__Figure data in JSON__.
━━━━━━━━━━

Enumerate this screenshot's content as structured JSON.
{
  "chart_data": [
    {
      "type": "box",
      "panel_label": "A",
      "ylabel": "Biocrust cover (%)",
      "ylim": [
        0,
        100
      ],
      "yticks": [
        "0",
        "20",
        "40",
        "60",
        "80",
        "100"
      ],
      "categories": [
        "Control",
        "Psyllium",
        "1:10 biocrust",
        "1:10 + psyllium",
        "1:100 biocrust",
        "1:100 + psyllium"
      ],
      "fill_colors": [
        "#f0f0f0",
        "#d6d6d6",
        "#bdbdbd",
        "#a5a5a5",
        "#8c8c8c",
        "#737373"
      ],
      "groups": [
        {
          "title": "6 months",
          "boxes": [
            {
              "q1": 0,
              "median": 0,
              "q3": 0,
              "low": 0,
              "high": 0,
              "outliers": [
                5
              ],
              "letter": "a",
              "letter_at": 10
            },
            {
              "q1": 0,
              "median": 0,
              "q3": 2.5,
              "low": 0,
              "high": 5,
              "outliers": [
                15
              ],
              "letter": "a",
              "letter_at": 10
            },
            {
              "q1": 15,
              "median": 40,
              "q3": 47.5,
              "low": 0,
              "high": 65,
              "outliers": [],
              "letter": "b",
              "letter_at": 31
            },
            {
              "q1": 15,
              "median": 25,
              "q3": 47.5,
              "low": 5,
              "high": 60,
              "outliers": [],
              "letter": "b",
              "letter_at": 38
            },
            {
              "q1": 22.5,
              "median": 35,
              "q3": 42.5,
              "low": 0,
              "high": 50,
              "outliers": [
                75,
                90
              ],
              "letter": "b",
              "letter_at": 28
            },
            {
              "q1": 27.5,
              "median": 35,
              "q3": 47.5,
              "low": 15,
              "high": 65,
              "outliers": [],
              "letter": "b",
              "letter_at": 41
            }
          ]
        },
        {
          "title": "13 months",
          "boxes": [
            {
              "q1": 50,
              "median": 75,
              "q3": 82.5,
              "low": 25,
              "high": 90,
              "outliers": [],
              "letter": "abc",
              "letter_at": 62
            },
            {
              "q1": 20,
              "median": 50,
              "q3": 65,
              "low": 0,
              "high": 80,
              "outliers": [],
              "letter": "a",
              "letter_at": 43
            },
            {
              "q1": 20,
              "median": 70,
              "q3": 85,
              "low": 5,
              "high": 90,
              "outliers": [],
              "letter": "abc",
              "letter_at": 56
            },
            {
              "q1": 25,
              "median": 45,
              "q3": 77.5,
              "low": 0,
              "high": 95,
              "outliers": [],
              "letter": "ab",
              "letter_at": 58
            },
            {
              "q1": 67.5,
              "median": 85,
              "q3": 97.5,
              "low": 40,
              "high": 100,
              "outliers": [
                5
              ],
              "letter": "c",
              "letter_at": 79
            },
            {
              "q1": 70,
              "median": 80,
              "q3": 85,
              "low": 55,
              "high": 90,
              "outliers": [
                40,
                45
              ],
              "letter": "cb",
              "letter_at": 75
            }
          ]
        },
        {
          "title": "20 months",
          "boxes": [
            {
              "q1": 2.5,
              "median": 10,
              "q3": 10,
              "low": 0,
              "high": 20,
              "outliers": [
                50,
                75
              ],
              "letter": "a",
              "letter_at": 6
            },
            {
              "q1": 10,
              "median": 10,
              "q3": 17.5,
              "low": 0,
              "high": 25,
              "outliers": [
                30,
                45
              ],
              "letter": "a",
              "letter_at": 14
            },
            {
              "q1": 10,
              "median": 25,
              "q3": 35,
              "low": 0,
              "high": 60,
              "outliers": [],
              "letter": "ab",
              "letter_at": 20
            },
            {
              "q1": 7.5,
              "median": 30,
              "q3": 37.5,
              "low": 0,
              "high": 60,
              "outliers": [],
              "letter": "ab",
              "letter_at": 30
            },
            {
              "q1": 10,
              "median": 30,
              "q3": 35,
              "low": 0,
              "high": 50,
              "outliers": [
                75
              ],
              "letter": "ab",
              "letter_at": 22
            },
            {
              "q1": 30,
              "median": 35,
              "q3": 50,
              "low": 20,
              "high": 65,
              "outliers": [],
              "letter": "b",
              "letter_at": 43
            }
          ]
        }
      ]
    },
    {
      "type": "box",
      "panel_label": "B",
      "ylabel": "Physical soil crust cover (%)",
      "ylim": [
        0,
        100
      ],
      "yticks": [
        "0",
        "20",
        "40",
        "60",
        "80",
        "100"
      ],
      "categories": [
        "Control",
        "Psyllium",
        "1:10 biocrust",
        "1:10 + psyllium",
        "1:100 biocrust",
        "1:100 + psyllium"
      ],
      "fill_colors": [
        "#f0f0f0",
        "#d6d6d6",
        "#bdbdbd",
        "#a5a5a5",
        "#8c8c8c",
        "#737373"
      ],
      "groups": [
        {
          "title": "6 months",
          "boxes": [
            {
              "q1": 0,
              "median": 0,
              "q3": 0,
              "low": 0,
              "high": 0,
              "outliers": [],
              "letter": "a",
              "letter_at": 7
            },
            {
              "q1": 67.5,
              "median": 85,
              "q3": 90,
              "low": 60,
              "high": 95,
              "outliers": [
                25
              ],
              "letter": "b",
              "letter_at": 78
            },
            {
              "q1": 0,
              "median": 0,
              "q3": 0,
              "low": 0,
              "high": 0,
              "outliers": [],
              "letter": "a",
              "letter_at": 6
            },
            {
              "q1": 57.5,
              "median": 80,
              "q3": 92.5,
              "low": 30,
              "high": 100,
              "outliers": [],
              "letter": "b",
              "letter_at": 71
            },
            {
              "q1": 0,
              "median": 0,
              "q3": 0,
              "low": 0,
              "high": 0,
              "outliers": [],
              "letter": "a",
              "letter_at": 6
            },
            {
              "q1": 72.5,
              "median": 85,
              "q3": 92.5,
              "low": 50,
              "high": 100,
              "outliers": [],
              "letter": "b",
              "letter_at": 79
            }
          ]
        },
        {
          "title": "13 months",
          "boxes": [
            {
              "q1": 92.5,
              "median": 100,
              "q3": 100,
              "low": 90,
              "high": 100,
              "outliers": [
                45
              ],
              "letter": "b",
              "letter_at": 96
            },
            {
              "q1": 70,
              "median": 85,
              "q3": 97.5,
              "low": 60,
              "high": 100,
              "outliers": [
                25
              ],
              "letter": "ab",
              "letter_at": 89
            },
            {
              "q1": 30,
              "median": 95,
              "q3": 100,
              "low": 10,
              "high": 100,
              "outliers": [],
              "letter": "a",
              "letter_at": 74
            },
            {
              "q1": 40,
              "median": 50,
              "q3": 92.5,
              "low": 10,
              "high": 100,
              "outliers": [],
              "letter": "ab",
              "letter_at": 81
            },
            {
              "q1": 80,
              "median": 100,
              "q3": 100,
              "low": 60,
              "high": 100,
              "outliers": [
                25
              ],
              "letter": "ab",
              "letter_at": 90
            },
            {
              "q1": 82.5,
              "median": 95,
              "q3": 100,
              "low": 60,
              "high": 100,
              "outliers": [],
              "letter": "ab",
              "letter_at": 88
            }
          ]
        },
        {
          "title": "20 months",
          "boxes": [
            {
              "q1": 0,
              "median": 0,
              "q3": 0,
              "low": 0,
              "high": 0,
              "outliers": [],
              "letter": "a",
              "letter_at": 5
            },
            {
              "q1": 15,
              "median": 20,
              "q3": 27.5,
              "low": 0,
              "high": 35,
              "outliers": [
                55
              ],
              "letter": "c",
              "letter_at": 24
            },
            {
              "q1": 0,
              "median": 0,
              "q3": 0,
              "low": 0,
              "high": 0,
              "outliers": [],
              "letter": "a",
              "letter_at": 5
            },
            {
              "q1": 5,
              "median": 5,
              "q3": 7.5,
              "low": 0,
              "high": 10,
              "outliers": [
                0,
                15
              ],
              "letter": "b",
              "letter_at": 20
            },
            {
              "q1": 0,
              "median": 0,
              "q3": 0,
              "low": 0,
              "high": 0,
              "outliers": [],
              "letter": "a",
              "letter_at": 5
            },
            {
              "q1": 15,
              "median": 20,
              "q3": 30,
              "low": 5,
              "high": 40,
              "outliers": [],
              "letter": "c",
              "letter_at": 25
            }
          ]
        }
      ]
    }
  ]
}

━━━━━━━━━━

__To be done__. Gather from the data above every line with the string "cover".

__Task response__.
      "ylabel": "Biocrust cover (%)",
      "ylabel": "Physical soil crust cover (%)",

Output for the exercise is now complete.